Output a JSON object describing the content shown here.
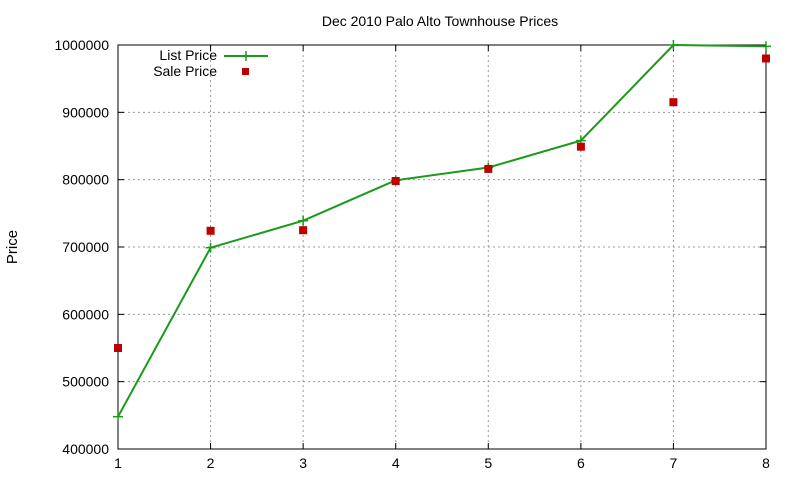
{
  "chart_data": {
    "type": "line",
    "title": "Dec 2010 Palo Alto Townhouse Prices",
    "xlabel": "",
    "ylabel": "Price",
    "x": [
      1,
      2,
      3,
      4,
      5,
      6,
      7,
      8
    ],
    "xlim": [
      1,
      8
    ],
    "ylim": [
      400000,
      1000000
    ],
    "x_ticks": [
      "1",
      "2",
      "3",
      "4",
      "5",
      "6",
      "7",
      "8"
    ],
    "y_ticks": [
      "400000",
      "500000",
      "600000",
      "700000",
      "800000",
      "900000",
      "1000000"
    ],
    "grid": true,
    "legend_position": "top-left",
    "series": [
      {
        "name": "List Price",
        "style": "line-with-plus-markers",
        "color": "#1a9a1a",
        "values": [
          448000,
          699000,
          739000,
          799000,
          818000,
          858000,
          1000000,
          998000
        ]
      },
      {
        "name": "Sale Price",
        "style": "square-markers",
        "color": "#c00000",
        "values": [
          550000,
          724000,
          725000,
          798000,
          816000,
          849000,
          915000,
          980000
        ]
      }
    ]
  }
}
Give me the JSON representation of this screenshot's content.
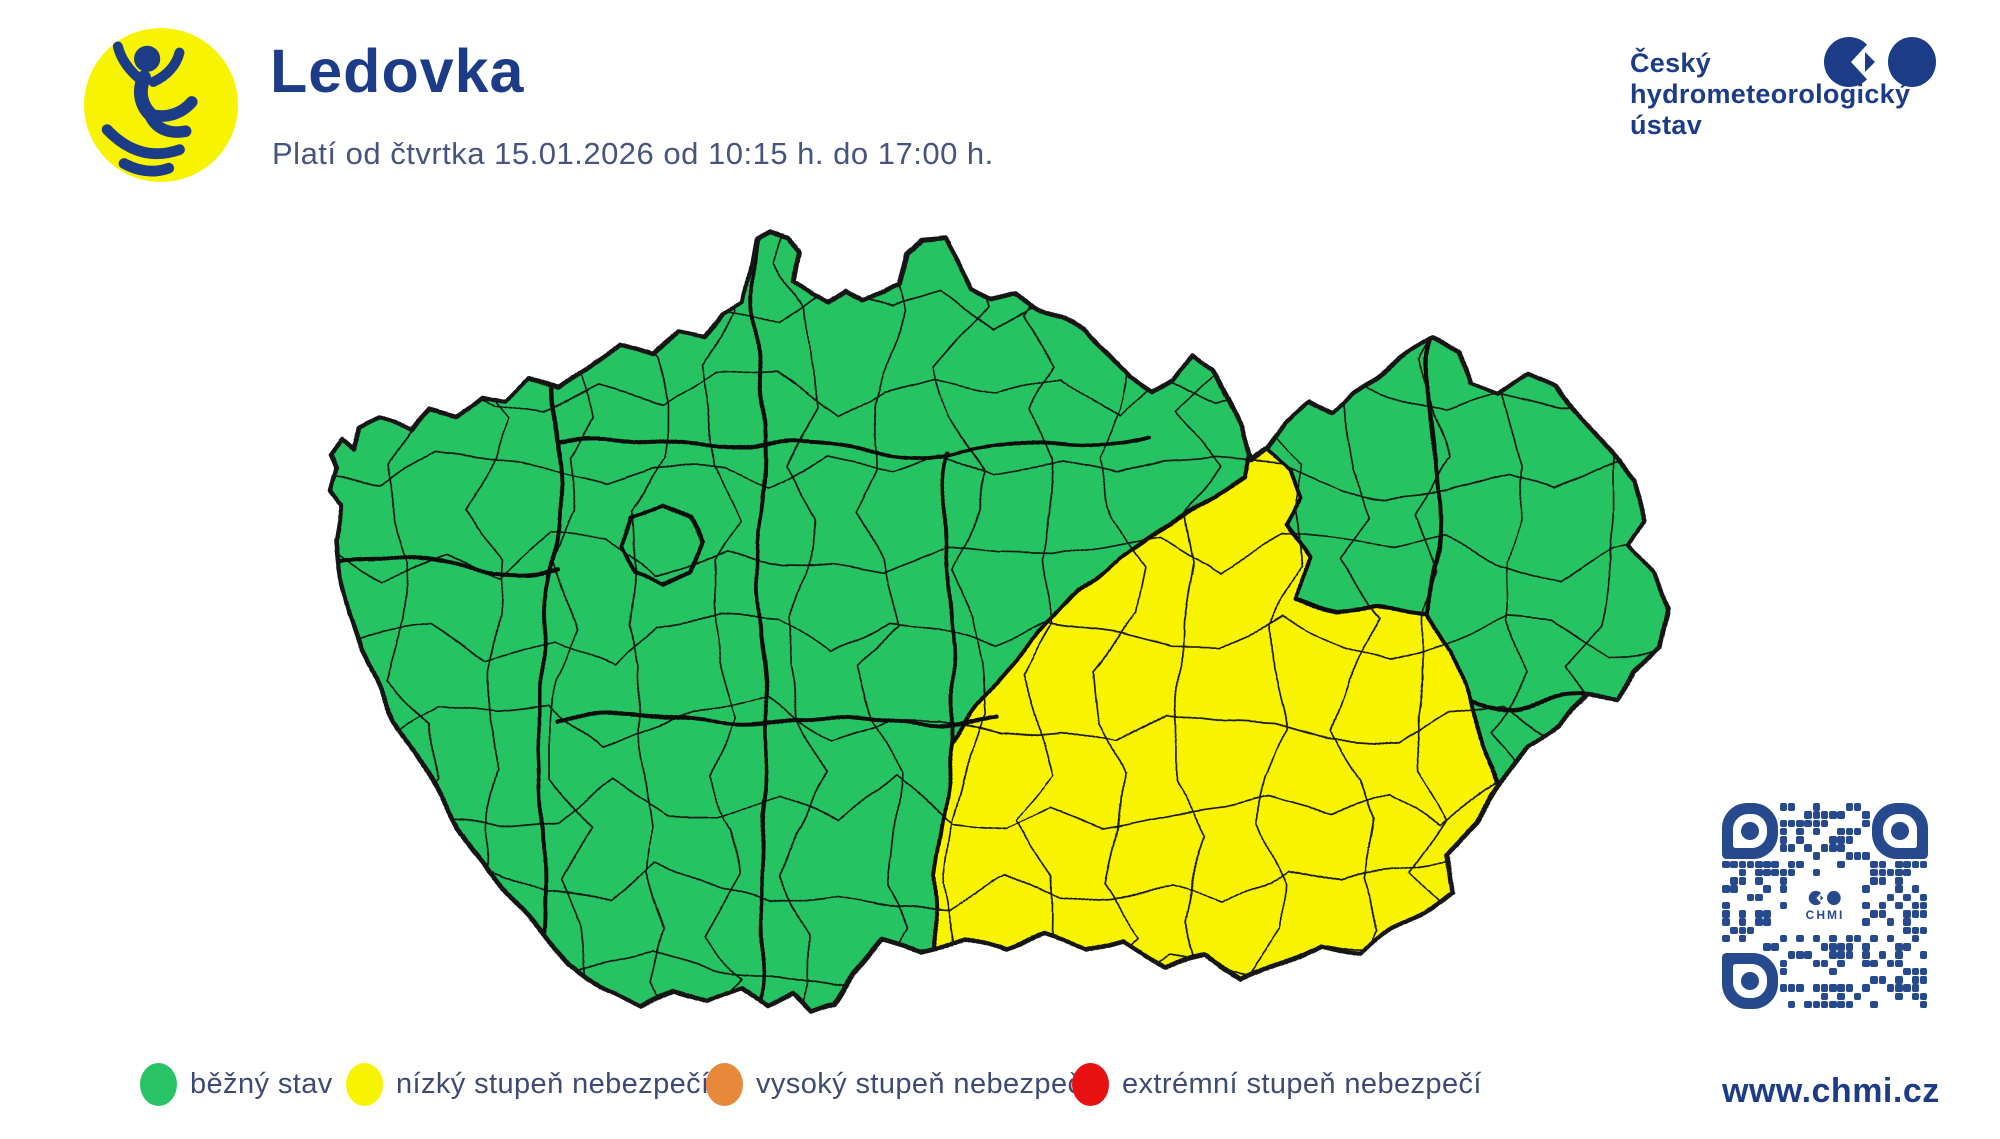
{
  "header": {
    "event_title": "Ledovka",
    "validity": "Platí od čtvrtka 15.01.2026 od 10:15 h. do 17:00 h.",
    "icon": "slipping-person-on-ice",
    "icon_bg_color": "#f8f400",
    "accent_color": "#1d3c87"
  },
  "institute": {
    "name_line1": "Český",
    "name_line2": "hydrometeorologický",
    "name_line3": "ústav",
    "logo": "two-discs-mark"
  },
  "map": {
    "country": "Česká republika",
    "border_color": "#161616",
    "normal_fill": "#27c364",
    "warning_fill": "#f8f400",
    "warning_level_shown": "nízký stupeň nebezpečí",
    "warning_area_position": "jihovýchod (Morava)"
  },
  "legend": {
    "items": [
      {
        "key": "normal",
        "label": "běžný stav",
        "color": "#27c364"
      },
      {
        "key": "low",
        "label": "nízký stupeň nebezpečí",
        "color": "#f8f400"
      },
      {
        "key": "high",
        "label": "vysoký stupeň nebezpečí",
        "color": "#e8883b"
      },
      {
        "key": "extreme",
        "label": "extrémní stupeň nebezpečí",
        "color": "#e81111"
      }
    ]
  },
  "qr": {
    "center_label": "CHMI"
  },
  "footer": {
    "website": "www.chmi.cz"
  }
}
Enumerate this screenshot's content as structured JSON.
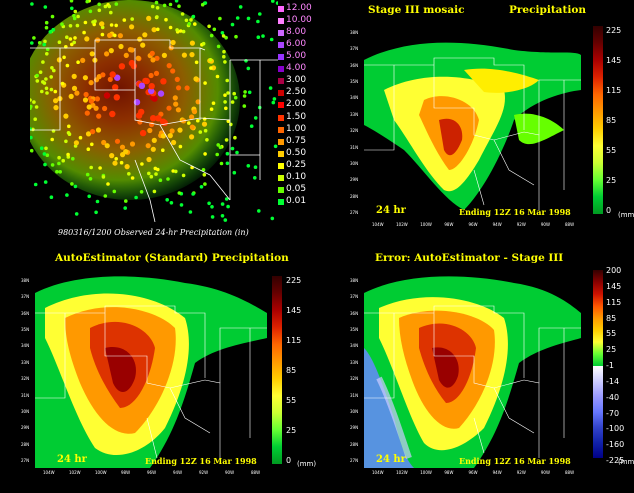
{
  "panels": {
    "observed": {
      "caption": "980316/1200 Observed 24-hr Precipitation (in)",
      "scale": [
        "12.00",
        "10.00",
        "8.00",
        "6.00",
        "5.00",
        "4.00",
        "3.00",
        "2.50",
        "2.00",
        "1.50",
        "1.00",
        "0.75",
        "0.50",
        "0.25",
        "0.10",
        "0.05",
        "0.01"
      ],
      "scale_colors": [
        "#ff66ff",
        "#ff80ff",
        "#cc66ff",
        "#aa44ff",
        "#9933ff",
        "#8800cc",
        "#aa0044",
        "#cc0000",
        "#ff0000",
        "#ff3300",
        "#ff6600",
        "#ff9900",
        "#ffcc00",
        "#ffff00",
        "#ccff00",
        "#66ff00",
        "#00ff33"
      ]
    },
    "stage3": {
      "title_left": "Stage III mosaic",
      "title_right": "Precipitation",
      "duration": "24 hr",
      "ending": "Ending 12Z 16 Mar 1998",
      "scale": [
        "225",
        "145",
        "115",
        "85",
        "55",
        "25",
        "0"
      ],
      "units": "(mm)"
    },
    "auto": {
      "title": "AutoEstimator (Standard) Precipitation",
      "duration": "24 hr",
      "ending": "Ending 12Z 16 Mar 1998",
      "scale": [
        "225",
        "145",
        "115",
        "85",
        "55",
        "25",
        "0"
      ],
      "units": "(mm)"
    },
    "error": {
      "title": "Error: AutoEstimator - Stage III",
      "duration": "24 hr",
      "ending": "Ending 12Z 16 Mar 1998",
      "scale": [
        "200",
        "145",
        "115",
        "85",
        "55",
        "25",
        "-1",
        "-14",
        "-40",
        "-70",
        "-100",
        "-160",
        "-225"
      ],
      "units": "(mm)"
    }
  },
  "lat_labels": [
    "38N",
    "37N",
    "36N",
    "35N",
    "34N",
    "33N",
    "32N",
    "31N",
    "30N",
    "29N",
    "28N",
    "27N"
  ],
  "lon_labels": [
    "104W",
    "102W",
    "100W",
    "98W",
    "96W",
    "94W",
    "92W",
    "90W",
    "88W"
  ],
  "colors": {
    "text_yellow": "#ffff00",
    "background": "#000000"
  }
}
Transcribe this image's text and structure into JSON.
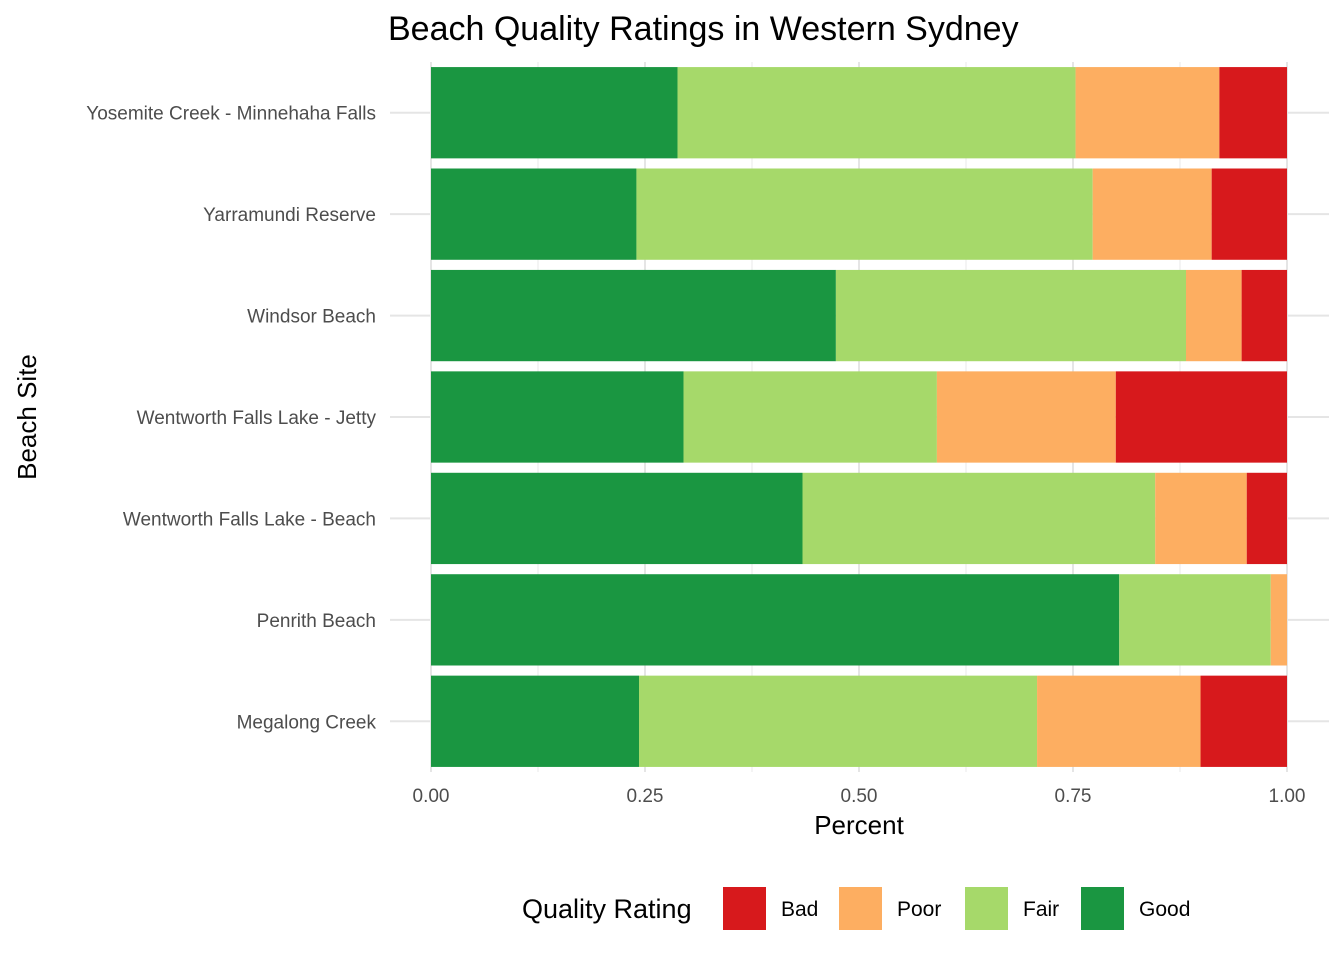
{
  "chart_data": {
    "type": "bar",
    "orientation": "horizontal",
    "stacked": true,
    "title": "Beach Quality Ratings in Western Sydney",
    "xlabel": "Percent",
    "ylabel": "Beach Site",
    "xlim": [
      0,
      1
    ],
    "x_ticks": [
      "0.00",
      "0.25",
      "0.50",
      "0.75",
      "1.00"
    ],
    "x_tick_values": [
      0,
      0.25,
      0.5,
      0.75,
      1.0
    ],
    "categories": [
      "Yosemite Creek - Minnehaha Falls",
      "Yarramundi Reserve",
      "Windsor Beach",
      "Wentworth Falls Lake - Jetty",
      "Wentworth Falls Lake - Beach",
      "Penrith Beach",
      "Megalong Creek"
    ],
    "series": [
      {
        "name": "Good",
        "color": "#1a9641",
        "values": [
          0.288,
          0.24,
          0.473,
          0.295,
          0.434,
          0.804,
          0.243
        ]
      },
      {
        "name": "Fair",
        "color": "#a6d96a",
        "values": [
          0.465,
          0.533,
          0.409,
          0.296,
          0.412,
          0.177,
          0.465
        ]
      },
      {
        "name": "Poor",
        "color": "#fdae61",
        "values": [
          0.168,
          0.139,
          0.065,
          0.209,
          0.107,
          0.019,
          0.191
        ]
      },
      {
        "name": "Bad",
        "color": "#d7191c",
        "values": [
          0.079,
          0.088,
          0.053,
          0.2,
          0.047,
          0.0,
          0.101
        ]
      }
    ],
    "legend": {
      "title": "Quality Rating",
      "position": "bottom",
      "items": [
        {
          "label": "Bad",
          "color": "#d7191c"
        },
        {
          "label": "Poor",
          "color": "#fdae61"
        },
        {
          "label": "Fair",
          "color": "#a6d96a"
        },
        {
          "label": "Good",
          "color": "#1a9641"
        }
      ]
    },
    "grid": true
  }
}
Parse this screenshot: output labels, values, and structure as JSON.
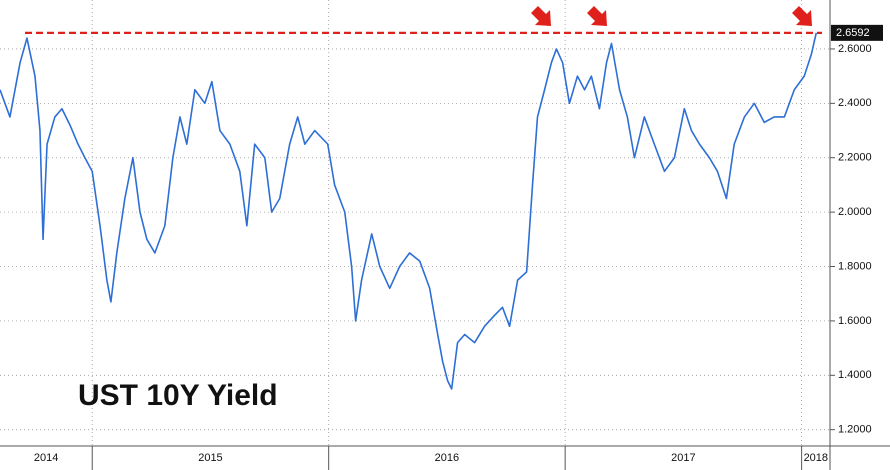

==============================

* [TASK OBJECTIVE] The records shown above are to be repeated exactly, with the pictures left out.

* [THE REPLY]
Output a JSON object describing the content shown here.
{
  "chart_data": {
    "type": "line",
    "title": "Dec 2010 Palo Alto Townhouse Prices",
    "xlabel": "",
    "ylabel": "Price",
    "x": [
      1,
      2,
      3,
      4,
      5,
      6,
      7,
      8
    ],
    "xlim": [
      1,
      8
    ],
    "ylim": [
      400000,
      1000000
    ],
    "x_ticks": [
      "1",
      "2",
      "3",
      "4",
      "5",
      "6",
      "7",
      "8"
    ],
    "y_ticks": [
      "400000",
      "500000",
      "600000",
      "700000",
      "800000",
      "900000",
      "1000000"
    ],
    "grid": true,
    "legend_position": "top-left",
    "series": [
      {
        "name": "List Price",
        "style": "line-with-plus-markers",
        "color": "#1a9a1a",
        "values": [
          448000,
          699000,
          739000,
          799000,
          818000,
          858000,
          1000000,
          998000
        ]
      },
      {
        "name": "Sale Price",
        "style": "square-markers",
        "color": "#c00000",
        "values": [
          550000,
          724000,
          725000,
          798000,
          816000,
          849000,
          915000,
          980000
        ]
      }
    ]
  }
}
Give me the JSON representation of this screenshot's content.
{
  "header": {
    "event_title": "Ledovka",
    "validity": "Platí od čtvrtka 15.01.2026 od 10:15 h. do 17:00 h.",
    "icon": "slipping-person-on-ice",
    "icon_bg_color": "#f8f400",
    "accent_color": "#1d3c87"
  },
  "institute": {
    "name_line1": "Český",
    "name_line2": "hydrometeorologický",
    "name_line3": "ústav",
    "logo": "two-discs-mark"
  },
  "map": {
    "country": "Česká republika",
    "border_color": "#161616",
    "normal_fill": "#27c364",
    "warning_fill": "#f8f400",
    "warning_level_shown": "nízký stupeň nebezpečí",
    "warning_area_position": "jihovýchod (Morava)"
  },
  "legend": {
    "items": [
      {
        "key": "normal",
        "label": "běžný stav",
        "color": "#27c364"
      },
      {
        "key": "low",
        "label": "nízký stupeň nebezpečí",
        "color": "#f8f400"
      },
      {
        "key": "high",
        "label": "vysoký stupeň nebezpečí",
        "color": "#e8883b"
      },
      {
        "key": "extreme",
        "label": "extrémní stupeň nebezpečí",
        "color": "#e81111"
      }
    ]
  },
  "qr": {
    "center_label": "CHMI"
  },
  "footer": {
    "website": "www.chmi.cz"
  }
}
Enumerate this screenshot's content as structured JSON.
{
  "panels": {
    "observed": {
      "caption": "980316/1200 Observed 24-hr Precipitation (in)",
      "scale": [
        "12.00",
        "10.00",
        "8.00",
        "6.00",
        "5.00",
        "4.00",
        "3.00",
        "2.50",
        "2.00",
        "1.50",
        "1.00",
        "0.75",
        "0.50",
        "0.25",
        "0.10",
        "0.05",
        "0.01"
      ],
      "scale_colors": [
        "#ff66ff",
        "#ff80ff",
        "#cc66ff",
        "#aa44ff",
        "#9933ff",
        "#8800cc",
        "#aa0044",
        "#cc0000",
        "#ff0000",
        "#ff3300",
        "#ff6600",
        "#ff9900",
        "#ffcc00",
        "#ffff00",
        "#ccff00",
        "#66ff00",
        "#00ff33"
      ]
    },
    "stage3": {
      "title_left": "Stage III mosaic",
      "title_right": "Precipitation",
      "duration": "24 hr",
      "ending": "Ending 12Z 16 Mar 1998",
      "scale": [
        "225",
        "145",
        "115",
        "85",
        "55",
        "25",
        "0"
      ],
      "units": "(mm)"
    },
    "auto": {
      "title": "AutoEstimator (Standard) Precipitation",
      "duration": "24 hr",
      "ending": "Ending 12Z 16 Mar 1998",
      "scale": [
        "225",
        "145",
        "115",
        "85",
        "55",
        "25",
        "0"
      ],
      "units": "(mm)"
    },
    "error": {
      "title": "Error: AutoEstimator - Stage III",
      "duration": "24 hr",
      "ending": "Ending 12Z 16 Mar 1998",
      "scale": [
        "200",
        "145",
        "115",
        "85",
        "55",
        "25",
        "-1",
        "-14",
        "-40",
        "-70",
        "-100",
        "-160",
        "-225"
      ],
      "units": "(mm)"
    }
  },
  "lat_labels": [
    "38N",
    "37N",
    "36N",
    "35N",
    "34N",
    "33N",
    "32N",
    "31N",
    "30N",
    "29N",
    "28N",
    "27N"
  ],
  "lon_labels": [
    "104W",
    "102W",
    "100W",
    "98W",
    "96W",
    "94W",
    "92W",
    "90W",
    "88W"
  ],
  "colors": {
    "text_yellow": "#ffff00",
    "background": "#000000"
  }
}
Transcribe this image's text and structure into JSON.
{
  "chart_data": {
    "type": "bar",
    "orientation": "horizontal",
    "stacked": true,
    "title": "Beach Quality Ratings in Western Sydney",
    "xlabel": "Percent",
    "ylabel": "Beach Site",
    "xlim": [
      0,
      1
    ],
    "x_ticks": [
      "0.00",
      "0.25",
      "0.50",
      "0.75",
      "1.00"
    ],
    "x_tick_values": [
      0,
      0.25,
      0.5,
      0.75,
      1.0
    ],
    "categories": [
      "Yosemite Creek - Minnehaha Falls",
      "Yarramundi Reserve",
      "Windsor Beach",
      "Wentworth Falls Lake - Jetty",
      "Wentworth Falls Lake - Beach",
      "Penrith Beach",
      "Megalong Creek"
    ],
    "series": [
      {
        "name": "Good",
        "color": "#1a9641",
        "values": [
          0.288,
          0.24,
          0.473,
          0.295,
          0.434,
          0.804,
          0.243
        ]
      },
      {
        "name": "Fair",
        "color": "#a6d96a",
        "values": [
          0.465,
          0.533,
          0.409,
          0.296,
          0.412,
          0.177,
          0.465
        ]
      },
      {
        "name": "Poor",
        "color": "#fdae61",
        "values": [
          0.168,
          0.139,
          0.065,
          0.209,
          0.107,
          0.019,
          0.191
        ]
      },
      {
        "name": "Bad",
        "color": "#d7191c",
        "values": [
          0.079,
          0.088,
          0.053,
          0.2,
          0.047,
          0.0,
          0.101
        ]
      }
    ],
    "legend": {
      "title": "Quality Rating",
      "position": "bottom",
      "items": [
        {
          "label": "Bad",
          "color": "#d7191c"
        },
        {
          "label": "Poor",
          "color": "#fdae61"
        },
        {
          "label": "Fair",
          "color": "#a6d96a"
        },
        {
          "label": "Good",
          "color": "#1a9641"
        }
      ]
    },
    "grid": true
  }
}
Parse this screenshot: output labels, values, and structure as JSON.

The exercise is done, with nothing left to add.